>> start

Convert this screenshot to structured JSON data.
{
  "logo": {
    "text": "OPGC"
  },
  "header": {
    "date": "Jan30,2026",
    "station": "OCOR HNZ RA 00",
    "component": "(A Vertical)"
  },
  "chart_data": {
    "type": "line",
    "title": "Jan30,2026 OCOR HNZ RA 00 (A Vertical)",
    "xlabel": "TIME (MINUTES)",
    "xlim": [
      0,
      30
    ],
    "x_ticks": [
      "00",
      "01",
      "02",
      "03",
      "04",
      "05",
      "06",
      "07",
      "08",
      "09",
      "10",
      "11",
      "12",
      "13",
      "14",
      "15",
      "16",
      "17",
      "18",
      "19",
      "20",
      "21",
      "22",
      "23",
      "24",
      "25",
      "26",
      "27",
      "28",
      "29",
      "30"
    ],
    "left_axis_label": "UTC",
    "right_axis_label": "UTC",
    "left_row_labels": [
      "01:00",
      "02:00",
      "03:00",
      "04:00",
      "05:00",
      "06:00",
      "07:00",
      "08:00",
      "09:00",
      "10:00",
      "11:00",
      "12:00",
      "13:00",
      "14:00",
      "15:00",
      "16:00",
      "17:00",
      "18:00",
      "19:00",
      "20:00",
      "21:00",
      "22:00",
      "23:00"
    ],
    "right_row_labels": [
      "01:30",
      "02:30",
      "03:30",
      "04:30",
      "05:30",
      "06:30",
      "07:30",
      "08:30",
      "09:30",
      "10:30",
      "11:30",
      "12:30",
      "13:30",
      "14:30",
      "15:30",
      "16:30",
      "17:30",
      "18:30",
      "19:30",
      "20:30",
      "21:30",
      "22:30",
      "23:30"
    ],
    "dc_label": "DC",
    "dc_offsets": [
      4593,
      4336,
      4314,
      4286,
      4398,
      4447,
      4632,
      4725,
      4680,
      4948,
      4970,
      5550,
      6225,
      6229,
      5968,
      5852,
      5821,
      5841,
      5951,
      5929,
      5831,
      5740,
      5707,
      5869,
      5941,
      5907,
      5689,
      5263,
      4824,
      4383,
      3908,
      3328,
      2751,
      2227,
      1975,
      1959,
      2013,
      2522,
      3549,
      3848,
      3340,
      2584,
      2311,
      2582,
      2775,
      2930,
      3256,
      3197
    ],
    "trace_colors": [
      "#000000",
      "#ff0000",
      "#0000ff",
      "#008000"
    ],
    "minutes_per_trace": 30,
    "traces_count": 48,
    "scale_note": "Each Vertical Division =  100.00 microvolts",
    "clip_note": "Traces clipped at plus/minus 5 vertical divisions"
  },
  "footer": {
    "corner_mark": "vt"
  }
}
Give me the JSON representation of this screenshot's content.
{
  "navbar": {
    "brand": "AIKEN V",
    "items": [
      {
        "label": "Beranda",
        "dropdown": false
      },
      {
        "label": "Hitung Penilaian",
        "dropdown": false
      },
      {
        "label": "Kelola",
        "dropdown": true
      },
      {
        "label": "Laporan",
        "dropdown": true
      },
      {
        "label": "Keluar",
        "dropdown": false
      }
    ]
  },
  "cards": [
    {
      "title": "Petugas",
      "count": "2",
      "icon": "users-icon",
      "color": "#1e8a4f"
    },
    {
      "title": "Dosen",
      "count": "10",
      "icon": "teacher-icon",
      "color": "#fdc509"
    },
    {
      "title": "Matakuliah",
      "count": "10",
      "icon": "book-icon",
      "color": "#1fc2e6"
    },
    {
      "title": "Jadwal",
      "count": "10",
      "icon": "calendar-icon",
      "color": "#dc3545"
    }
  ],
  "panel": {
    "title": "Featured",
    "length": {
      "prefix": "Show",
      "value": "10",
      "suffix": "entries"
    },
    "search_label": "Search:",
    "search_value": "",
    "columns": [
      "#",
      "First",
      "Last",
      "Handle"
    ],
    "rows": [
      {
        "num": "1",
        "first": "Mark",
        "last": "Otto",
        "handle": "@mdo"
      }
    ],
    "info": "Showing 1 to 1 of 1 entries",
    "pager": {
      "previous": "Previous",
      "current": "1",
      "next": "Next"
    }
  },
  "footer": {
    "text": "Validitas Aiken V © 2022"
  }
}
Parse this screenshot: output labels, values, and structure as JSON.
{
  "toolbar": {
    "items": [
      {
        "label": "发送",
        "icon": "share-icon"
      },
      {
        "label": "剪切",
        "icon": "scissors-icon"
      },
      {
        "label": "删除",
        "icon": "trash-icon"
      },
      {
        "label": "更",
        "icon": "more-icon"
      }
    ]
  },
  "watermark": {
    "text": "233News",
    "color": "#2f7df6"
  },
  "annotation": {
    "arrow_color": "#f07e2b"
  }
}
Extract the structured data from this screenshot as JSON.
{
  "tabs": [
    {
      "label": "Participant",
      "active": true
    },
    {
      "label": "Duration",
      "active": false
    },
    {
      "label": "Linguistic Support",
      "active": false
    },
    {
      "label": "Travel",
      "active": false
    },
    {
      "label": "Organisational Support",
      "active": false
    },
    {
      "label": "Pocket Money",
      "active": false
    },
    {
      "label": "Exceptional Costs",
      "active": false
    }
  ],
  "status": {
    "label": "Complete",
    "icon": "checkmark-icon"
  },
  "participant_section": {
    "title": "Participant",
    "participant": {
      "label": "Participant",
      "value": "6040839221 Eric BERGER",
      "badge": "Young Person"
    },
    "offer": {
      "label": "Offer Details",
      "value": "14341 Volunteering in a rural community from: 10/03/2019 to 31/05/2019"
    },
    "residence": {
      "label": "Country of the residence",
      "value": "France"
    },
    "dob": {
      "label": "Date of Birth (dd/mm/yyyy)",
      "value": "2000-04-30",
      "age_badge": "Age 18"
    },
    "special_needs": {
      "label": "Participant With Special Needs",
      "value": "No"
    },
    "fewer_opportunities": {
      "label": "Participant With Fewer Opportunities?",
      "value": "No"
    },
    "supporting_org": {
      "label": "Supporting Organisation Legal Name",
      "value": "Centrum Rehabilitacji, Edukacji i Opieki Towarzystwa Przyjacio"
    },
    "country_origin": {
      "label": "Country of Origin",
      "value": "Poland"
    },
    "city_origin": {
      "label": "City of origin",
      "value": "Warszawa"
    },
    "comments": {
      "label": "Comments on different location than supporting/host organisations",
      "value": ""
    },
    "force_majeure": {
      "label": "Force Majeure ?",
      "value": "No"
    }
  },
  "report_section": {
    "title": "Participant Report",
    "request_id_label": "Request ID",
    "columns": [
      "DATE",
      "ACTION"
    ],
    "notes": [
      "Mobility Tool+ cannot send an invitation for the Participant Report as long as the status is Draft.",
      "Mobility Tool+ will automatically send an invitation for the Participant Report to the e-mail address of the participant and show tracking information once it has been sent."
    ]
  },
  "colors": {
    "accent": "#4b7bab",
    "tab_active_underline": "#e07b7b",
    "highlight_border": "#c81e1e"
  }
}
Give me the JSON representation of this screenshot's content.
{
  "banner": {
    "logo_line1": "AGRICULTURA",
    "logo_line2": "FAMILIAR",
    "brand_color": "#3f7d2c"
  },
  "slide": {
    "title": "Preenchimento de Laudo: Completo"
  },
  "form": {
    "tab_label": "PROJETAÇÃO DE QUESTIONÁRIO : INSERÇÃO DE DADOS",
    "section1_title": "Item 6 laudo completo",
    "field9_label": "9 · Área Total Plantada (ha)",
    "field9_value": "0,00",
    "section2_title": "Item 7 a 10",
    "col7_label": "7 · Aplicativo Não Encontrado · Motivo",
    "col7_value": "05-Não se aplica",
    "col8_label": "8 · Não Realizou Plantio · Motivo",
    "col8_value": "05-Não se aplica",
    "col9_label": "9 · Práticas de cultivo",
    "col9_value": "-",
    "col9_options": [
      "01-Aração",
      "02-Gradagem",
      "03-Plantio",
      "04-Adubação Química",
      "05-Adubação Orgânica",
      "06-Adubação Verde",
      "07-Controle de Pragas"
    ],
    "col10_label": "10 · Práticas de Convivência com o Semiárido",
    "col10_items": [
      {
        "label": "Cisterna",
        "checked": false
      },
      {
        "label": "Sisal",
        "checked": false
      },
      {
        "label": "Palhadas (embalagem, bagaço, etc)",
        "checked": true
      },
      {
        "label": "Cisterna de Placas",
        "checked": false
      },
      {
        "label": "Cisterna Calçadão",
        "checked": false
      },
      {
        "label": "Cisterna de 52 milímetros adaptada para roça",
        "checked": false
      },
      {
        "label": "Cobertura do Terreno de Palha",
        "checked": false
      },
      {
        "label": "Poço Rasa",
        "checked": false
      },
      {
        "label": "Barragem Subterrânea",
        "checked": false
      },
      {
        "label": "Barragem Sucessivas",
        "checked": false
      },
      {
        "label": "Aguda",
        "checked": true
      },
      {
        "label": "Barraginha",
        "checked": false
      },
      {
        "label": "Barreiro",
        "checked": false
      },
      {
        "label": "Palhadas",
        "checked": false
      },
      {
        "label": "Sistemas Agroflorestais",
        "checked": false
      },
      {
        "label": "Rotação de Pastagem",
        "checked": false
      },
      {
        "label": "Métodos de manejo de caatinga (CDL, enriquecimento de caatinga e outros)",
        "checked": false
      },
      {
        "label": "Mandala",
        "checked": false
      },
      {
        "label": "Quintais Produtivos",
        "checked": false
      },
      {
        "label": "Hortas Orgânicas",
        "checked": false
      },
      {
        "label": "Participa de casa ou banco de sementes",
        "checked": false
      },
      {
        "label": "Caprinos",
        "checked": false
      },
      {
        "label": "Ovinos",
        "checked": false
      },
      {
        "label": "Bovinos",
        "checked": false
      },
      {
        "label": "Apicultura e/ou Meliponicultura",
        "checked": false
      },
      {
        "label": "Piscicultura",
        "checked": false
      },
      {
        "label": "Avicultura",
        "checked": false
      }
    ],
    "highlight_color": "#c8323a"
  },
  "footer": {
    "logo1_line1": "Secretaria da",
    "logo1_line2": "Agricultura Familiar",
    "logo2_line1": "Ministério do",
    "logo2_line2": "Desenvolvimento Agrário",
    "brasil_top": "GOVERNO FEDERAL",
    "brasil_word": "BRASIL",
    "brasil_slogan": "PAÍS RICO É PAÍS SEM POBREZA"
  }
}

>> end

■ GIVEN TASK ■
Report only the number of lines that hold the string "Adubação" in this listing.

■ WRITTEN SOLUTION ■
3